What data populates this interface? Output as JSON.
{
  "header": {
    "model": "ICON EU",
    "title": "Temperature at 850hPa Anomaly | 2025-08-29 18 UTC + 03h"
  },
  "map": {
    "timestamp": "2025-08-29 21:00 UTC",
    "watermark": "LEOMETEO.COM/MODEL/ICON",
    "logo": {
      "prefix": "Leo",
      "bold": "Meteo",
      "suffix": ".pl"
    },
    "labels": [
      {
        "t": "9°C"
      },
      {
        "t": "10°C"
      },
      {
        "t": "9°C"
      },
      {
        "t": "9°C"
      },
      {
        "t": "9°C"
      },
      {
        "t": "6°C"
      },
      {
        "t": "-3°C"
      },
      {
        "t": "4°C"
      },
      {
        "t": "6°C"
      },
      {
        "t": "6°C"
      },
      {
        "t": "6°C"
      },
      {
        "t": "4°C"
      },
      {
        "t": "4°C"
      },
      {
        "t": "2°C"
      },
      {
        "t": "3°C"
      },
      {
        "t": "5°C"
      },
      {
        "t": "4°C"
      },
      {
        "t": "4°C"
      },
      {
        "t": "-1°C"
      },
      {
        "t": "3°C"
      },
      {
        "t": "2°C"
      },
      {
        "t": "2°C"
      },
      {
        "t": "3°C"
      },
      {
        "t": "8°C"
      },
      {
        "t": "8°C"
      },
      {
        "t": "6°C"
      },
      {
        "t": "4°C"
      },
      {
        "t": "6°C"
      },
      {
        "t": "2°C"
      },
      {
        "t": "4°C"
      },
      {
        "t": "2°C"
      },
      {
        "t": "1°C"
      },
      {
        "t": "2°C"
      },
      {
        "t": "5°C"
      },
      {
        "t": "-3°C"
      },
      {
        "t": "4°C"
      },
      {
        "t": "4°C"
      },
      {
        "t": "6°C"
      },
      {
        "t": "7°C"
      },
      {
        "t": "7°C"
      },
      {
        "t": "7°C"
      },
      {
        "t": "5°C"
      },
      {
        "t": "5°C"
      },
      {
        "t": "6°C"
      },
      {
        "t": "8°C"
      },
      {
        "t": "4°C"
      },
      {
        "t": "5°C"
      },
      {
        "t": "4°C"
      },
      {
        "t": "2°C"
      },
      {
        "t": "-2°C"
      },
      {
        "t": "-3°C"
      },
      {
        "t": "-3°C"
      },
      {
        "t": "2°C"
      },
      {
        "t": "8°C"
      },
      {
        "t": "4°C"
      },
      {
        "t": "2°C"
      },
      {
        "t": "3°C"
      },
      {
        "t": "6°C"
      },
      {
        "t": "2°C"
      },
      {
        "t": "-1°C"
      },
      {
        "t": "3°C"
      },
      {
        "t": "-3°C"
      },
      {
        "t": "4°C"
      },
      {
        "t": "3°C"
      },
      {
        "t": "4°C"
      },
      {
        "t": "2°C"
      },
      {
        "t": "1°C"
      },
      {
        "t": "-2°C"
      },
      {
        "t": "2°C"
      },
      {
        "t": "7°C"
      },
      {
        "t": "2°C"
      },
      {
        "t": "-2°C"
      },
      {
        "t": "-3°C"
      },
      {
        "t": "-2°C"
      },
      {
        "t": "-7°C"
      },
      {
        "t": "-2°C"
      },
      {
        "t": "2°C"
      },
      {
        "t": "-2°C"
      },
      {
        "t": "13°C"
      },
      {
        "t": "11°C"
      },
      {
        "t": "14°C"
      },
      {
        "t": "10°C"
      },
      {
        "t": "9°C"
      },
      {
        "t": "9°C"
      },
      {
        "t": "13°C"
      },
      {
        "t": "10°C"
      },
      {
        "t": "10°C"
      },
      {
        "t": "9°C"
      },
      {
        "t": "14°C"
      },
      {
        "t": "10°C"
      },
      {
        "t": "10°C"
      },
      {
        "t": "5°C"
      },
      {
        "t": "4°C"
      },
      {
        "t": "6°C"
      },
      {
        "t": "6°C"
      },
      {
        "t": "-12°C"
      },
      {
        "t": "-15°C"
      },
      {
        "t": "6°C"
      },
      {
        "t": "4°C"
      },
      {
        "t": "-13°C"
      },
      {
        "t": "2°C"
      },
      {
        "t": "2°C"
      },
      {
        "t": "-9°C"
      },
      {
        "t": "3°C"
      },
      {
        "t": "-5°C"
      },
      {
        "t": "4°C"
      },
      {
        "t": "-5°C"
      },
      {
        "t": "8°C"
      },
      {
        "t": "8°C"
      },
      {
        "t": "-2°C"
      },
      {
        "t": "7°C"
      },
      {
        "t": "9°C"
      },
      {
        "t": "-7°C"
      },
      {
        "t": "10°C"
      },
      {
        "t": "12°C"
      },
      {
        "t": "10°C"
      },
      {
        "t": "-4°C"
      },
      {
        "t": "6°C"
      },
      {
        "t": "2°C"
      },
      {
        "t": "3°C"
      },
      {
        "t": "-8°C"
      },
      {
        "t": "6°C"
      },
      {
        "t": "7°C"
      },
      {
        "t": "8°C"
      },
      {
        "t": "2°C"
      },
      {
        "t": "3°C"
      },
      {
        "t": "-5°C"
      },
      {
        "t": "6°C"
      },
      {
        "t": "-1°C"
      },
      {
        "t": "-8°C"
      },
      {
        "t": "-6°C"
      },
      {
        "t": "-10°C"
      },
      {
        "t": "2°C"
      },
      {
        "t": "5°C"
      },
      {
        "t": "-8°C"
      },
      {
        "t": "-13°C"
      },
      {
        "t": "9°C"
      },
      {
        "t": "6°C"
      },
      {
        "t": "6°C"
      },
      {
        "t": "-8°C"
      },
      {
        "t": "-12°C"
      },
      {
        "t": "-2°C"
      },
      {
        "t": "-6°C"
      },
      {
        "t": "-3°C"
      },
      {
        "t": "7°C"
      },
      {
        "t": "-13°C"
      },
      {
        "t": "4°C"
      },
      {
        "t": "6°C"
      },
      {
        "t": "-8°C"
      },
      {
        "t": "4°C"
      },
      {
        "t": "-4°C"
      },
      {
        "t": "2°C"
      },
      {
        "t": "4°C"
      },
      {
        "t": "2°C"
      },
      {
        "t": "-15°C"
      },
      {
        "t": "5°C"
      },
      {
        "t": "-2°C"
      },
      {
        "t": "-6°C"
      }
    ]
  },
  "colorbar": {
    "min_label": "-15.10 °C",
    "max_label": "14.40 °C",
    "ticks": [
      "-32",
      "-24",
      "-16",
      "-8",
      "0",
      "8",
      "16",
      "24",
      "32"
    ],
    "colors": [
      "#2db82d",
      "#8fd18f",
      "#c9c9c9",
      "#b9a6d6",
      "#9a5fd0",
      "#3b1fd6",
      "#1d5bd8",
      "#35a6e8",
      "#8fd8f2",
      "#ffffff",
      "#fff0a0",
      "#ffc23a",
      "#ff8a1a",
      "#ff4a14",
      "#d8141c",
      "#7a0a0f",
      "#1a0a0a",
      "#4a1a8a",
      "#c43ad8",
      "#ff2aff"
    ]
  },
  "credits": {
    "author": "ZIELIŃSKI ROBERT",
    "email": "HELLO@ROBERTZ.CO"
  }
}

### Your instructions:
Hand back the material above in full, exactly as written.

### Written solution:
What data populates this interface? Output as JSON.
{
  "header": {
    "model": "ICON EU",
    "title": "Temperature at 850hPa Anomaly | 2025-08-29 18 UTC + 03h"
  },
  "map": {
    "timestamp": "2025-08-29 21:00 UTC",
    "watermark": "LEOMETEO.COM/MODEL/ICON",
    "logo": {
      "prefix": "Leo",
      "bold": "Meteo",
      "suffix": ".pl"
    },
    "labels": [
      {
        "t": "9°C"
      },
      {
        "t": "10°C"
      },
      {
        "t": "9°C"
      },
      {
        "t": "9°C"
      },
      {
        "t": "9°C"
      },
      {
        "t": "6°C"
      },
      {
        "t": "-3°C"
      },
      {
        "t": "4°C"
      },
      {
        "t": "6°C"
      },
      {
        "t": "6°C"
      },
      {
        "t": "6°C"
      },
      {
        "t": "4°C"
      },
      {
        "t": "4°C"
      },
      {
        "t": "2°C"
      },
      {
        "t": "3°C"
      },
      {
        "t": "5°C"
      },
      {
        "t": "4°C"
      },
      {
        "t": "4°C"
      },
      {
        "t": "-1°C"
      },
      {
        "t": "3°C"
      },
      {
        "t": "2°C"
      },
      {
        "t": "2°C"
      },
      {
        "t": "3°C"
      },
      {
        "t": "8°C"
      },
      {
        "t": "8°C"
      },
      {
        "t": "6°C"
      },
      {
        "t": "4°C"
      },
      {
        "t": "6°C"
      },
      {
        "t": "2°C"
      },
      {
        "t": "4°C"
      },
      {
        "t": "2°C"
      },
      {
        "t": "1°C"
      },
      {
        "t": "2°C"
      },
      {
        "t": "5°C"
      },
      {
        "t": "-3°C"
      },
      {
        "t": "4°C"
      },
      {
        "t": "4°C"
      },
      {
        "t": "6°C"
      },
      {
        "t": "7°C"
      },
      {
        "t": "7°C"
      },
      {
        "t": "7°C"
      },
      {
        "t": "5°C"
      },
      {
        "t": "5°C"
      },
      {
        "t": "6°C"
      },
      {
        "t": "8°C"
      },
      {
        "t": "4°C"
      },
      {
        "t": "5°C"
      },
      {
        "t": "4°C"
      },
      {
        "t": "2°C"
      },
      {
        "t": "-2°C"
      },
      {
        "t": "-3°C"
      },
      {
        "t": "-3°C"
      },
      {
        "t": "2°C"
      },
      {
        "t": "8°C"
      },
      {
        "t": "4°C"
      },
      {
        "t": "2°C"
      },
      {
        "t": "3°C"
      },
      {
        "t": "6°C"
      },
      {
        "t": "2°C"
      },
      {
        "t": "-1°C"
      },
      {
        "t": "3°C"
      },
      {
        "t": "-3°C"
      },
      {
        "t": "4°C"
      },
      {
        "t": "3°C"
      },
      {
        "t": "4°C"
      },
      {
        "t": "2°C"
      },
      {
        "t": "1°C"
      },
      {
        "t": "-2°C"
      },
      {
        "t": "2°C"
      },
      {
        "t": "7°C"
      },
      {
        "t": "2°C"
      },
      {
        "t": "-2°C"
      },
      {
        "t": "-3°C"
      },
      {
        "t": "-2°C"
      },
      {
        "t": "-7°C"
      },
      {
        "t": "-2°C"
      },
      {
        "t": "2°C"
      },
      {
        "t": "-2°C"
      },
      {
        "t": "13°C"
      },
      {
        "t": "11°C"
      },
      {
        "t": "14°C"
      },
      {
        "t": "10°C"
      },
      {
        "t": "9°C"
      },
      {
        "t": "9°C"
      },
      {
        "t": "13°C"
      },
      {
        "t": "10°C"
      },
      {
        "t": "10°C"
      },
      {
        "t": "9°C"
      },
      {
        "t": "14°C"
      },
      {
        "t": "10°C"
      },
      {
        "t": "10°C"
      },
      {
        "t": "5°C"
      },
      {
        "t": "4°C"
      },
      {
        "t": "6°C"
      },
      {
        "t": "6°C"
      },
      {
        "t": "-12°C"
      },
      {
        "t": "-15°C"
      },
      {
        "t": "6°C"
      },
      {
        "t": "4°C"
      },
      {
        "t": "-13°C"
      },
      {
        "t": "2°C"
      },
      {
        "t": "2°C"
      },
      {
        "t": "-9°C"
      },
      {
        "t": "3°C"
      },
      {
        "t": "-5°C"
      },
      {
        "t": "4°C"
      },
      {
        "t": "-5°C"
      },
      {
        "t": "8°C"
      },
      {
        "t": "8°C"
      },
      {
        "t": "-2°C"
      },
      {
        "t": "7°C"
      },
      {
        "t": "9°C"
      },
      {
        "t": "-7°C"
      },
      {
        "t": "10°C"
      },
      {
        "t": "12°C"
      },
      {
        "t": "10°C"
      },
      {
        "t": "-4°C"
      },
      {
        "t": "6°C"
      },
      {
        "t": "2°C"
      },
      {
        "t": "3°C"
      },
      {
        "t": "-8°C"
      },
      {
        "t": "6°C"
      },
      {
        "t": "7°C"
      },
      {
        "t": "8°C"
      },
      {
        "t": "2°C"
      },
      {
        "t": "3°C"
      },
      {
        "t": "-5°C"
      },
      {
        "t": "6°C"
      },
      {
        "t": "-1°C"
      },
      {
        "t": "-8°C"
      },
      {
        "t": "-6°C"
      },
      {
        "t": "-10°C"
      },
      {
        "t": "2°C"
      },
      {
        "t": "5°C"
      },
      {
        "t": "-8°C"
      },
      {
        "t": "-13°C"
      },
      {
        "t": "9°C"
      },
      {
        "t": "6°C"
      },
      {
        "t": "6°C"
      },
      {
        "t": "-8°C"
      },
      {
        "t": "-12°C"
      },
      {
        "t": "-2°C"
      },
      {
        "t": "-6°C"
      },
      {
        "t": "-3°C"
      },
      {
        "t": "7°C"
      },
      {
        "t": "-13°C"
      },
      {
        "t": "4°C"
      },
      {
        "t": "6°C"
      },
      {
        "t": "-8°C"
      },
      {
        "t": "4°C"
      },
      {
        "t": "-4°C"
      },
      {
        "t": "2°C"
      },
      {
        "t": "4°C"
      },
      {
        "t": "2°C"
      },
      {
        "t": "-15°C"
      },
      {
        "t": "5°C"
      },
      {
        "t": "-2°C"
      },
      {
        "t": "-6°C"
      }
    ]
  },
  "colorbar": {
    "min_label": "-15.10 °C",
    "max_label": "14.40 °C",
    "ticks": [
      "-32",
      "-24",
      "-16",
      "-8",
      "0",
      "8",
      "16",
      "24",
      "32"
    ],
    "colors": [
      "#2db82d",
      "#8fd18f",
      "#c9c9c9",
      "#b9a6d6",
      "#9a5fd0",
      "#3b1fd6",
      "#1d5bd8",
      "#35a6e8",
      "#8fd8f2",
      "#ffffff",
      "#fff0a0",
      "#ffc23a",
      "#ff8a1a",
      "#ff4a14",
      "#d8141c",
      "#7a0a0f",
      "#1a0a0a",
      "#4a1a8a",
      "#c43ad8",
      "#ff2aff"
    ]
  },
  "credits": {
    "author": "ZIELIŃSKI ROBERT",
    "email": "HELLO@ROBERTZ.CO"
  }
}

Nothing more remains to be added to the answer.